Task instructions:
Transcribe the records below exactly as they appear, omitting any pictures.

- - -

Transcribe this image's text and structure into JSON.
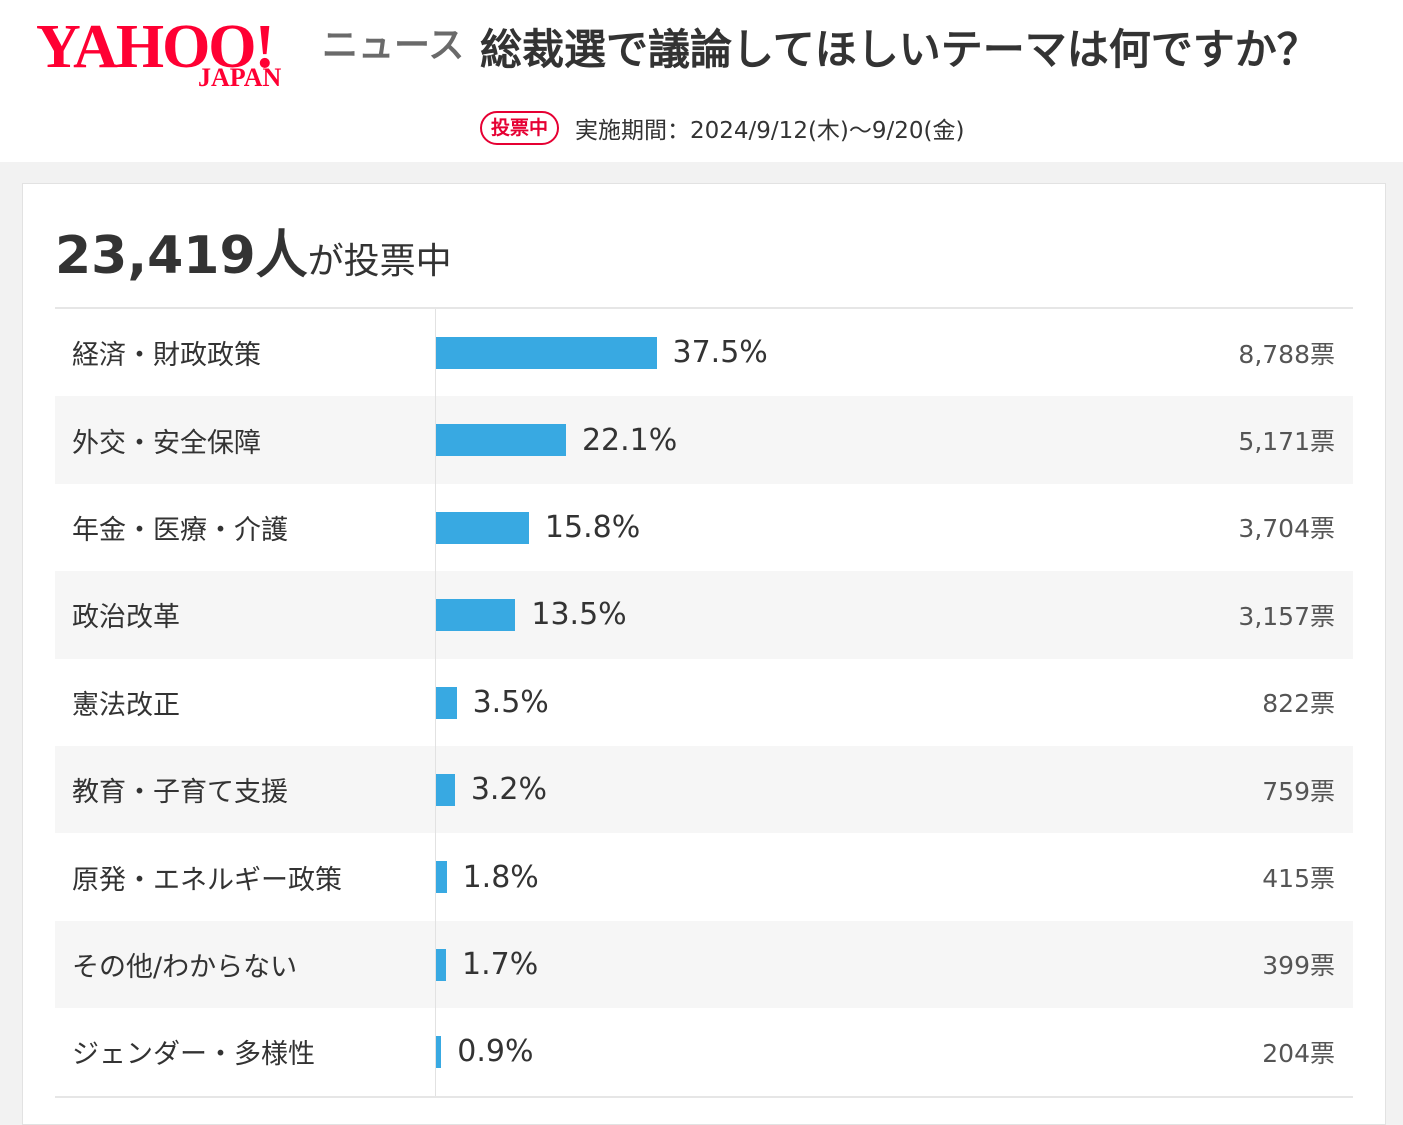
{
  "header": {
    "logo_main": "YAHOO!",
    "logo_sub": "JAPAN",
    "service": "ニュース",
    "title": "総裁選で議論してほしいテーマは何ですか？",
    "badge": "投票中",
    "period": "実施期間：2024/9/12(木)〜9/20(金)",
    "brand_color": "#ff0033"
  },
  "summary": {
    "total_count": "23,419人",
    "total_suffix": "が投票中"
  },
  "chart_data": {
    "type": "bar",
    "orientation": "horizontal",
    "title": "総裁選で議論してほしいテーマは何ですか？",
    "bar_color": "#38a9e2",
    "categories": [
      "経済・財政政策",
      "外交・安全保障",
      "年金・医療・介護",
      "政治改革",
      "憲法改正",
      "教育・子育て支援",
      "原発・エネルギー政策",
      "その他/わからない",
      "ジェンダー・多様性"
    ],
    "values": [
      37.5,
      22.1,
      15.8,
      13.5,
      3.5,
      3.2,
      1.8,
      1.7,
      0.9
    ],
    "value_labels": [
      "37.5%",
      "22.1%",
      "15.8%",
      "13.5%",
      "3.5%",
      "3.2%",
      "1.8%",
      "1.7%",
      "0.9%"
    ],
    "votes": [
      "8,788票",
      "5,171票",
      "3,704票",
      "3,157票",
      "822票",
      "759票",
      "415票",
      "399票",
      "204票"
    ]
  }
}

- - -

Final result:
Transcribe this image's text and structure into JSON.
{
  "header": {
    "logo_main": "YAHOO!",
    "logo_sub": "JAPAN",
    "service": "ニュース",
    "title": "総裁選で議論してほしいテーマは何ですか？",
    "badge": "投票中",
    "period": "実施期間：2024/9/12(木)〜9/20(金)",
    "brand_color": "#ff0033"
  },
  "summary": {
    "total_count": "23,419人",
    "total_suffix": "が投票中"
  },
  "chart_data": {
    "type": "bar",
    "orientation": "horizontal",
    "title": "総裁選で議論してほしいテーマは何ですか？",
    "bar_color": "#38a9e2",
    "categories": [
      "経済・財政政策",
      "外交・安全保障",
      "年金・医療・介護",
      "政治改革",
      "憲法改正",
      "教育・子育て支援",
      "原発・エネルギー政策",
      "その他/わからない",
      "ジェンダー・多様性"
    ],
    "values": [
      37.5,
      22.1,
      15.8,
      13.5,
      3.5,
      3.2,
      1.8,
      1.7,
      0.9
    ],
    "value_labels": [
      "37.5%",
      "22.1%",
      "15.8%",
      "13.5%",
      "3.5%",
      "3.2%",
      "1.8%",
      "1.7%",
      "0.9%"
    ],
    "votes": [
      "8,788票",
      "5,171票",
      "3,704票",
      "3,157票",
      "822票",
      "759票",
      "415票",
      "399票",
      "204票"
    ]
  }
}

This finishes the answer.